Dataset rows:
** BEGIN **

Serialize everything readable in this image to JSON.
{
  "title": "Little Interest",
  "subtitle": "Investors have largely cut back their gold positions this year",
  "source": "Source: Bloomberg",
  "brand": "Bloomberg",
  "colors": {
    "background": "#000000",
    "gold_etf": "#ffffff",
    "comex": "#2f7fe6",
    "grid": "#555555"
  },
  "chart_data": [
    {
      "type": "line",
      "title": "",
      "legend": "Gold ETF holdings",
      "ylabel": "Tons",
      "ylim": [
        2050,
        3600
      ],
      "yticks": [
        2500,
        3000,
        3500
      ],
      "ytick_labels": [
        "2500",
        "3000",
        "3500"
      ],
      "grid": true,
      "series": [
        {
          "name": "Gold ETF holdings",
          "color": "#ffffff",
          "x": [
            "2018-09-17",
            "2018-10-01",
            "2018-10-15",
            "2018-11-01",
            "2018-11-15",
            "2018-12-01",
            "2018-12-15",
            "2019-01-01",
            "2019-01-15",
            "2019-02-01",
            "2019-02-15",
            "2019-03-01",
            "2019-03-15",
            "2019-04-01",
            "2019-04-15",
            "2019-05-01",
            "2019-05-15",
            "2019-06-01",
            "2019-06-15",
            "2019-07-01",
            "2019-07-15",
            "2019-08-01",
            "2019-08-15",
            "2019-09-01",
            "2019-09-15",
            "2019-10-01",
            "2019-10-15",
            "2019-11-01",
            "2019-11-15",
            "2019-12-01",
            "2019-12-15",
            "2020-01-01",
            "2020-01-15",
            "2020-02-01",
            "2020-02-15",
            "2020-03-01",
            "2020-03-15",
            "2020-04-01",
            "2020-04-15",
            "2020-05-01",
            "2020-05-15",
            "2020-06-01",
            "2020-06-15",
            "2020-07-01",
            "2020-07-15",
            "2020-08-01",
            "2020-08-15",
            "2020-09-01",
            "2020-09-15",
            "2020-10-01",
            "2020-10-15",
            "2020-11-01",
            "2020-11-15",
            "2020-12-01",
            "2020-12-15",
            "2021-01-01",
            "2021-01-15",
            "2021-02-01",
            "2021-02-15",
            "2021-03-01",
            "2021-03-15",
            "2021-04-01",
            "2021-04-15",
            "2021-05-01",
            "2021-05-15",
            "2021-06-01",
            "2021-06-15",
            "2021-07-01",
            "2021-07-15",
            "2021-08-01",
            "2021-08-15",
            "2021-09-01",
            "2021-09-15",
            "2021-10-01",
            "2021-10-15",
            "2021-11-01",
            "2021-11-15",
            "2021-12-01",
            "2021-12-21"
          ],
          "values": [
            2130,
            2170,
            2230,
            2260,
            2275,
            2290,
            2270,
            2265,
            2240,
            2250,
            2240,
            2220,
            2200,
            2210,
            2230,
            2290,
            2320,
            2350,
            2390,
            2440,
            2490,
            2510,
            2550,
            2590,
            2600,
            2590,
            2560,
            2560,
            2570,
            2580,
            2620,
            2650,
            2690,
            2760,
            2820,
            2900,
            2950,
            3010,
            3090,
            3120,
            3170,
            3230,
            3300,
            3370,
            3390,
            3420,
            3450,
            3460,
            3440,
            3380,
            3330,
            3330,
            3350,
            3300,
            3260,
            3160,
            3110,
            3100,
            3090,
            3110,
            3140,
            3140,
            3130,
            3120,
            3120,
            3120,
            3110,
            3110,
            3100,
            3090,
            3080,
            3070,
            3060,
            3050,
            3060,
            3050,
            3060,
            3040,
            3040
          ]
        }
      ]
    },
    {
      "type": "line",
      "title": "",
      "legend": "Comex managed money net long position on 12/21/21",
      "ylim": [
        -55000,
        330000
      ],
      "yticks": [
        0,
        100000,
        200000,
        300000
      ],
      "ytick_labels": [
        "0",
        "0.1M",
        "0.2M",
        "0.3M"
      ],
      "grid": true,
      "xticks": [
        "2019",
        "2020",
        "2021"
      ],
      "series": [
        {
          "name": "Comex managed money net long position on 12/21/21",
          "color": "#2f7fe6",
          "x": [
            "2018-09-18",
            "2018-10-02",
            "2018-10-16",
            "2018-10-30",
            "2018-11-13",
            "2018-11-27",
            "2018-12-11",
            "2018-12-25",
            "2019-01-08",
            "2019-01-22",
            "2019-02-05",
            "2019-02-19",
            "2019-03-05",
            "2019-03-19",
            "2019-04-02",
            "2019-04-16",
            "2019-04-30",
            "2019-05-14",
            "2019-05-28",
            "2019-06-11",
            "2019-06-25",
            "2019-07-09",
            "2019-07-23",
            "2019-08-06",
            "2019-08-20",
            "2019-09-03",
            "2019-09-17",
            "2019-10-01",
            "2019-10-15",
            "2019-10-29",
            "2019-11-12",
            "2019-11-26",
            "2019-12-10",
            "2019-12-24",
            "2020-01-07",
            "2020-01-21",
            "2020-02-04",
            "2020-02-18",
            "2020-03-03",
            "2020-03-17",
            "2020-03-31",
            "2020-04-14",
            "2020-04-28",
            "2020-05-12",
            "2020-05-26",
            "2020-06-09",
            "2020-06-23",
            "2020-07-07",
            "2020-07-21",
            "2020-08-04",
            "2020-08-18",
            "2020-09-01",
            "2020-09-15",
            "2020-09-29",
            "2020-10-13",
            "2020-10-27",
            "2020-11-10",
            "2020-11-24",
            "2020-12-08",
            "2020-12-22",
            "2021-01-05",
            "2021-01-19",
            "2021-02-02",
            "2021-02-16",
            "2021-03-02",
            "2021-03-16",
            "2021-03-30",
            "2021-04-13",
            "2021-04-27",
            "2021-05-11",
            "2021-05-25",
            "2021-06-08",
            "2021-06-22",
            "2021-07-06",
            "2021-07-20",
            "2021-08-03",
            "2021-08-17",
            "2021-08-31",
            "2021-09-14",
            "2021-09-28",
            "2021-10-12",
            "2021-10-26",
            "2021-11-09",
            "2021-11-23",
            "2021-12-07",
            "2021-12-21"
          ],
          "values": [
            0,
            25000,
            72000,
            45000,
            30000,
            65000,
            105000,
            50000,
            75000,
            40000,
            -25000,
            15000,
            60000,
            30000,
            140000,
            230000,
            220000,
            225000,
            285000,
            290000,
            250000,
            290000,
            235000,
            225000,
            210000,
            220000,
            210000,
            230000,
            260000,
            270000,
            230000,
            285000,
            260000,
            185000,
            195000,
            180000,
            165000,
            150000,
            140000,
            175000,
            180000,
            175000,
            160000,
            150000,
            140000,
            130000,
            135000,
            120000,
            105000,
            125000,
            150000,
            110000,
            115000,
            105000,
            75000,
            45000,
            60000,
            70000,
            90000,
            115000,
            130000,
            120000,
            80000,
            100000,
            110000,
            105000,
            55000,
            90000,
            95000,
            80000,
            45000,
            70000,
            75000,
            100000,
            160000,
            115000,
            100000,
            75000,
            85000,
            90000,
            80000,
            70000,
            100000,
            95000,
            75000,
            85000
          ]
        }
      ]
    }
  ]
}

** END **

→ Directive
Reproduce every line of the data verbatim.

→ Final result
Serialize everything readable in this image to JSON.
{
  "title": "Little Interest",
  "subtitle": "Investors have largely cut back their gold positions this year",
  "source": "Source: Bloomberg",
  "brand": "Bloomberg",
  "colors": {
    "background": "#000000",
    "gold_etf": "#ffffff",
    "comex": "#2f7fe6",
    "grid": "#555555"
  },
  "chart_data": [
    {
      "type": "line",
      "title": "",
      "legend": "Gold ETF holdings",
      "ylabel": "Tons",
      "ylim": [
        2050,
        3600
      ],
      "yticks": [
        2500,
        3000,
        3500
      ],
      "ytick_labels": [
        "2500",
        "3000",
        "3500"
      ],
      "grid": true,
      "series": [
        {
          "name": "Gold ETF holdings",
          "color": "#ffffff",
          "x": [
            "2018-09-17",
            "2018-10-01",
            "2018-10-15",
            "2018-11-01",
            "2018-11-15",
            "2018-12-01",
            "2018-12-15",
            "2019-01-01",
            "2019-01-15",
            "2019-02-01",
            "2019-02-15",
            "2019-03-01",
            "2019-03-15",
            "2019-04-01",
            "2019-04-15",
            "2019-05-01",
            "2019-05-15",
            "2019-06-01",
            "2019-06-15",
            "2019-07-01",
            "2019-07-15",
            "2019-08-01",
            "2019-08-15",
            "2019-09-01",
            "2019-09-15",
            "2019-10-01",
            "2019-10-15",
            "2019-11-01",
            "2019-11-15",
            "2019-12-01",
            "2019-12-15",
            "2020-01-01",
            "2020-01-15",
            "2020-02-01",
            "2020-02-15",
            "2020-03-01",
            "2020-03-15",
            "2020-04-01",
            "2020-04-15",
            "2020-05-01",
            "2020-05-15",
            "2020-06-01",
            "2020-06-15",
            "2020-07-01",
            "2020-07-15",
            "2020-08-01",
            "2020-08-15",
            "2020-09-01",
            "2020-09-15",
            "2020-10-01",
            "2020-10-15",
            "2020-11-01",
            "2020-11-15",
            "2020-12-01",
            "2020-12-15",
            "2021-01-01",
            "2021-01-15",
            "2021-02-01",
            "2021-02-15",
            "2021-03-01",
            "2021-03-15",
            "2021-04-01",
            "2021-04-15",
            "2021-05-01",
            "2021-05-15",
            "2021-06-01",
            "2021-06-15",
            "2021-07-01",
            "2021-07-15",
            "2021-08-01",
            "2021-08-15",
            "2021-09-01",
            "2021-09-15",
            "2021-10-01",
            "2021-10-15",
            "2021-11-01",
            "2021-11-15",
            "2021-12-01",
            "2021-12-21"
          ],
          "values": [
            2130,
            2170,
            2230,
            2260,
            2275,
            2290,
            2270,
            2265,
            2240,
            2250,
            2240,
            2220,
            2200,
            2210,
            2230,
            2290,
            2320,
            2350,
            2390,
            2440,
            2490,
            2510,
            2550,
            2590,
            2600,
            2590,
            2560,
            2560,
            2570,
            2580,
            2620,
            2650,
            2690,
            2760,
            2820,
            2900,
            2950,
            3010,
            3090,
            3120,
            3170,
            3230,
            3300,
            3370,
            3390,
            3420,
            3450,
            3460,
            3440,
            3380,
            3330,
            3330,
            3350,
            3300,
            3260,
            3160,
            3110,
            3100,
            3090,
            3110,
            3140,
            3140,
            3130,
            3120,
            3120,
            3120,
            3110,
            3110,
            3100,
            3090,
            3080,
            3070,
            3060,
            3050,
            3060,
            3050,
            3060,
            3040,
            3040
          ]
        }
      ]
    },
    {
      "type": "line",
      "title": "",
      "legend": "Comex managed money net long position on 12/21/21",
      "ylim": [
        -55000,
        330000
      ],
      "yticks": [
        0,
        100000,
        200000,
        300000
      ],
      "ytick_labels": [
        "0",
        "0.1M",
        "0.2M",
        "0.3M"
      ],
      "grid": true,
      "xticks": [
        "2019",
        "2020",
        "2021"
      ],
      "series": [
        {
          "name": "Comex managed money net long position on 12/21/21",
          "color": "#2f7fe6",
          "x": [
            "2018-09-18",
            "2018-10-02",
            "2018-10-16",
            "2018-10-30",
            "2018-11-13",
            "2018-11-27",
            "2018-12-11",
            "2018-12-25",
            "2019-01-08",
            "2019-01-22",
            "2019-02-05",
            "2019-02-19",
            "2019-03-05",
            "2019-03-19",
            "2019-04-02",
            "2019-04-16",
            "2019-04-30",
            "2019-05-14",
            "2019-05-28",
            "2019-06-11",
            "2019-06-25",
            "2019-07-09",
            "2019-07-23",
            "2019-08-06",
            "2019-08-20",
            "2019-09-03",
            "2019-09-17",
            "2019-10-01",
            "2019-10-15",
            "2019-10-29",
            "2019-11-12",
            "2019-11-26",
            "2019-12-10",
            "2019-12-24",
            "2020-01-07",
            "2020-01-21",
            "2020-02-04",
            "2020-02-18",
            "2020-03-03",
            "2020-03-17",
            "2020-03-31",
            "2020-04-14",
            "2020-04-28",
            "2020-05-12",
            "2020-05-26",
            "2020-06-09",
            "2020-06-23",
            "2020-07-07",
            "2020-07-21",
            "2020-08-04",
            "2020-08-18",
            "2020-09-01",
            "2020-09-15",
            "2020-09-29",
            "2020-10-13",
            "2020-10-27",
            "2020-11-10",
            "2020-11-24",
            "2020-12-08",
            "2020-12-22",
            "2021-01-05",
            "2021-01-19",
            "2021-02-02",
            "2021-02-16",
            "2021-03-02",
            "2021-03-16",
            "2021-03-30",
            "2021-04-13",
            "2021-04-27",
            "2021-05-11",
            "2021-05-25",
            "2021-06-08",
            "2021-06-22",
            "2021-07-06",
            "2021-07-20",
            "2021-08-03",
            "2021-08-17",
            "2021-08-31",
            "2021-09-14",
            "2021-09-28",
            "2021-10-12",
            "2021-10-26",
            "2021-11-09",
            "2021-11-23",
            "2021-12-07",
            "2021-12-21"
          ],
          "values": [
            0,
            25000,
            72000,
            45000,
            30000,
            65000,
            105000,
            50000,
            75000,
            40000,
            -25000,
            15000,
            60000,
            30000,
            140000,
            230000,
            220000,
            225000,
            285000,
            290000,
            250000,
            290000,
            235000,
            225000,
            210000,
            220000,
            210000,
            230000,
            260000,
            270000,
            230000,
            285000,
            260000,
            185000,
            195000,
            180000,
            165000,
            150000,
            140000,
            175000,
            180000,
            175000,
            160000,
            150000,
            140000,
            130000,
            135000,
            120000,
            105000,
            125000,
            150000,
            110000,
            115000,
            105000,
            75000,
            45000,
            60000,
            70000,
            90000,
            115000,
            130000,
            120000,
            80000,
            100000,
            110000,
            105000,
            55000,
            90000,
            95000,
            80000,
            45000,
            70000,
            75000,
            100000,
            160000,
            115000,
            100000,
            75000,
            85000,
            90000,
            80000,
            70000,
            100000,
            95000,
            75000,
            85000
          ]
        }
      ]
    }
  ]
}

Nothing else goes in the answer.